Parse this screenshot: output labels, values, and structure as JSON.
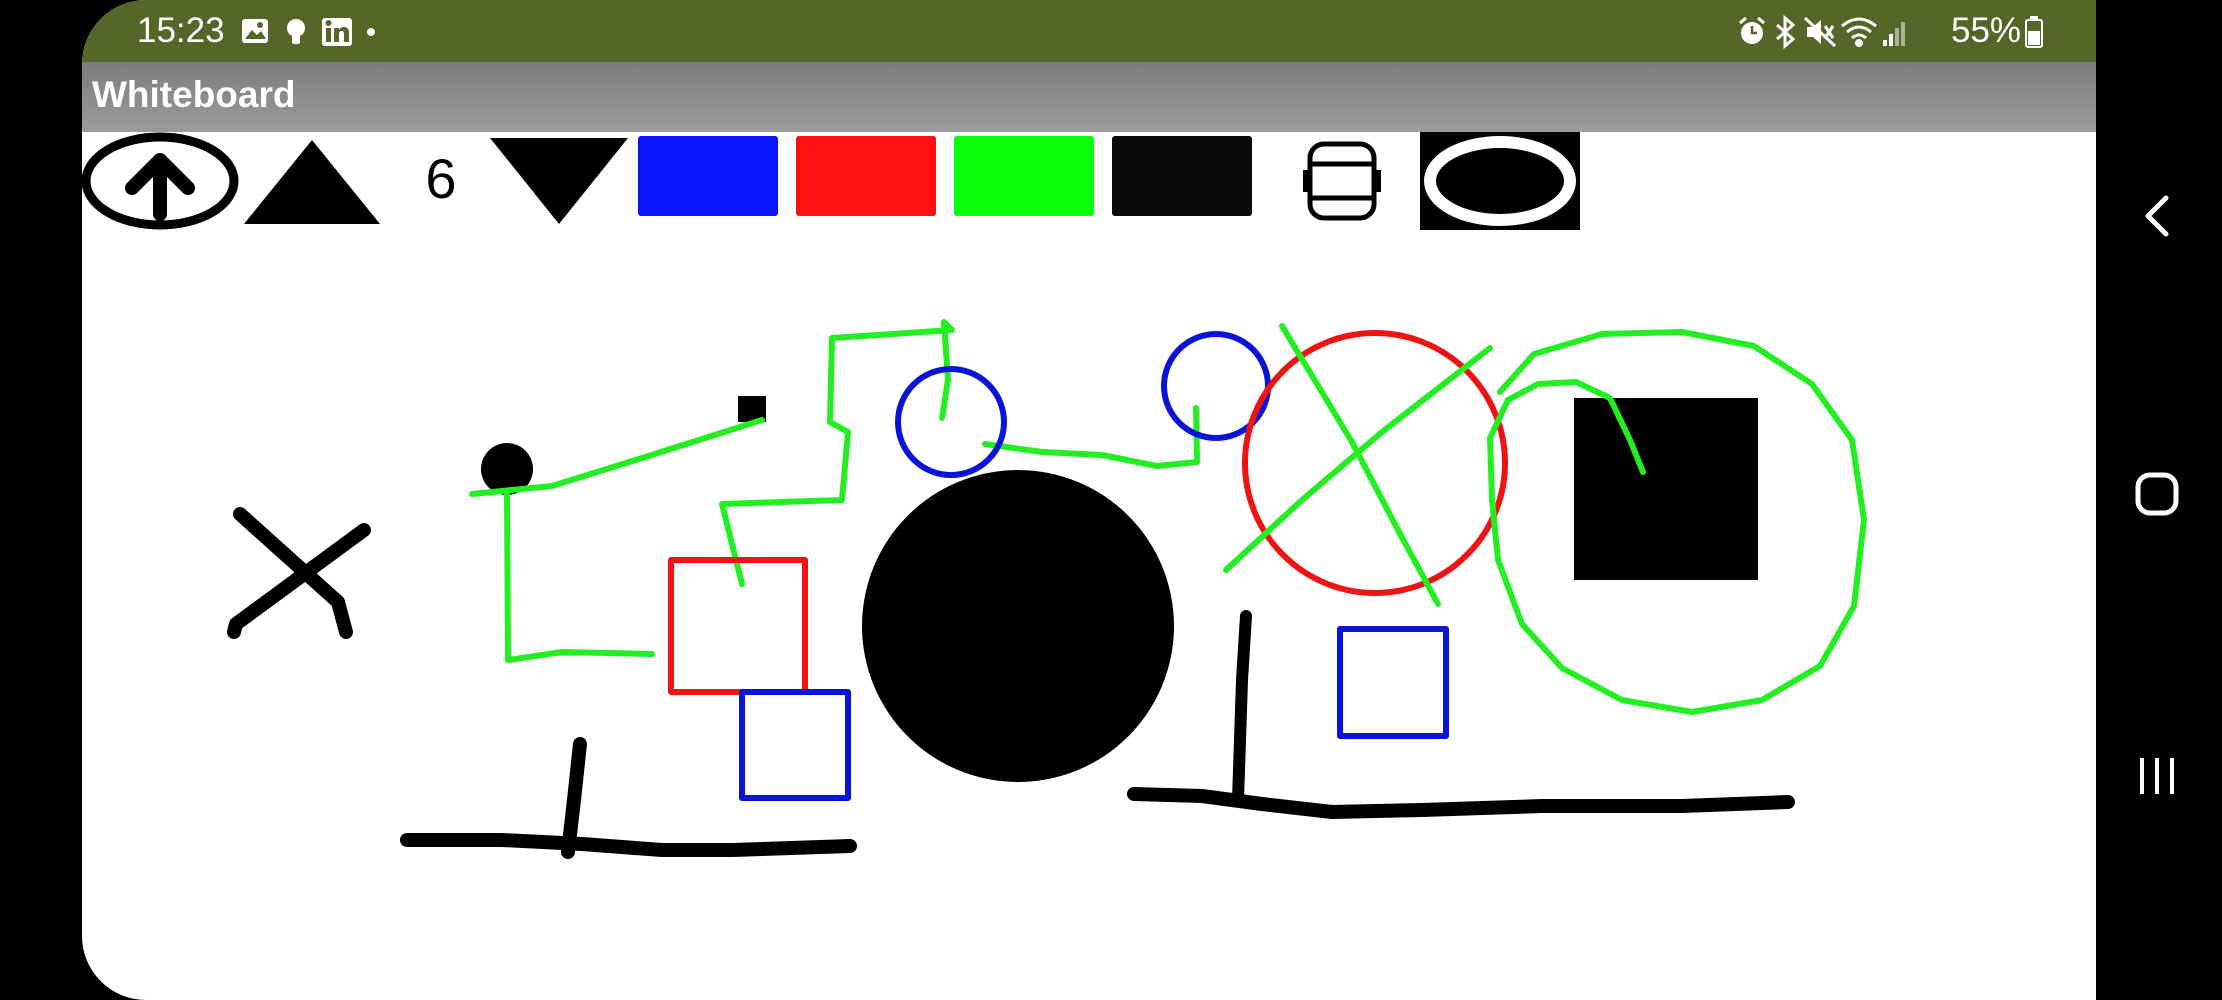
{
  "status_bar": {
    "time": "15:23",
    "notification_icons": [
      "image-icon",
      "lightbulb-icon",
      "linkedin-icon",
      "dot-icon"
    ],
    "system_icons": [
      "alarm-icon",
      "bluetooth-icon",
      "mute-icon",
      "wifi-icon",
      "signal-icon"
    ],
    "battery": "55%"
  },
  "app": {
    "title": "Whiteboard"
  },
  "toolbar": {
    "upload_icon": "arrow-up-circle-icon",
    "increase_icon": "triangle-up-icon",
    "size_value": "6",
    "decrease_icon": "triangle-down-icon",
    "colors": [
      {
        "name": "blue",
        "hex": "#0a14ff"
      },
      {
        "name": "red",
        "hex": "#ff1010"
      },
      {
        "name": "green",
        "hex": "#0aff0a"
      },
      {
        "name": "black",
        "hex": "#0a0a0a"
      }
    ],
    "eraser_icon": "eraser-icon",
    "shape_icon": "ellipse-icon"
  },
  "colors": {
    "status_bar": "#566628",
    "title_bar": "#8c8c8c",
    "stroke_green": "#22ee22",
    "stroke_blue": "#0a14d8",
    "stroke_red": "#ee1414",
    "stroke_black": "#000000"
  },
  "nav_bar": {
    "icons": [
      "back-icon",
      "home-icon",
      "recents-icon"
    ]
  }
}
···
*Task to carry out*. All of the material above should be reproduced exactly, except the pictures.

*Correct result*.
Parse this screenshot: output labels, values, and structure as JSON.
{
  "status_bar": {
    "time": "15:23",
    "notification_icons": [
      "image-icon",
      "lightbulb-icon",
      "linkedin-icon",
      "dot-icon"
    ],
    "system_icons": [
      "alarm-icon",
      "bluetooth-icon",
      "mute-icon",
      "wifi-icon",
      "signal-icon"
    ],
    "battery": "55%"
  },
  "app": {
    "title": "Whiteboard"
  },
  "toolbar": {
    "upload_icon": "arrow-up-circle-icon",
    "increase_icon": "triangle-up-icon",
    "size_value": "6",
    "decrease_icon": "triangle-down-icon",
    "colors": [
      {
        "name": "blue",
        "hex": "#0a14ff"
      },
      {
        "name": "red",
        "hex": "#ff1010"
      },
      {
        "name": "green",
        "hex": "#0aff0a"
      },
      {
        "name": "black",
        "hex": "#0a0a0a"
      }
    ],
    "eraser_icon": "eraser-icon",
    "shape_icon": "ellipse-icon"
  },
  "colors": {
    "status_bar": "#566628",
    "title_bar": "#8c8c8c",
    "stroke_green": "#22ee22",
    "stroke_blue": "#0a14d8",
    "stroke_red": "#ee1414",
    "stroke_black": "#000000"
  },
  "nav_bar": {
    "icons": [
      "back-icon",
      "home-icon",
      "recents-icon"
    ]
  }
}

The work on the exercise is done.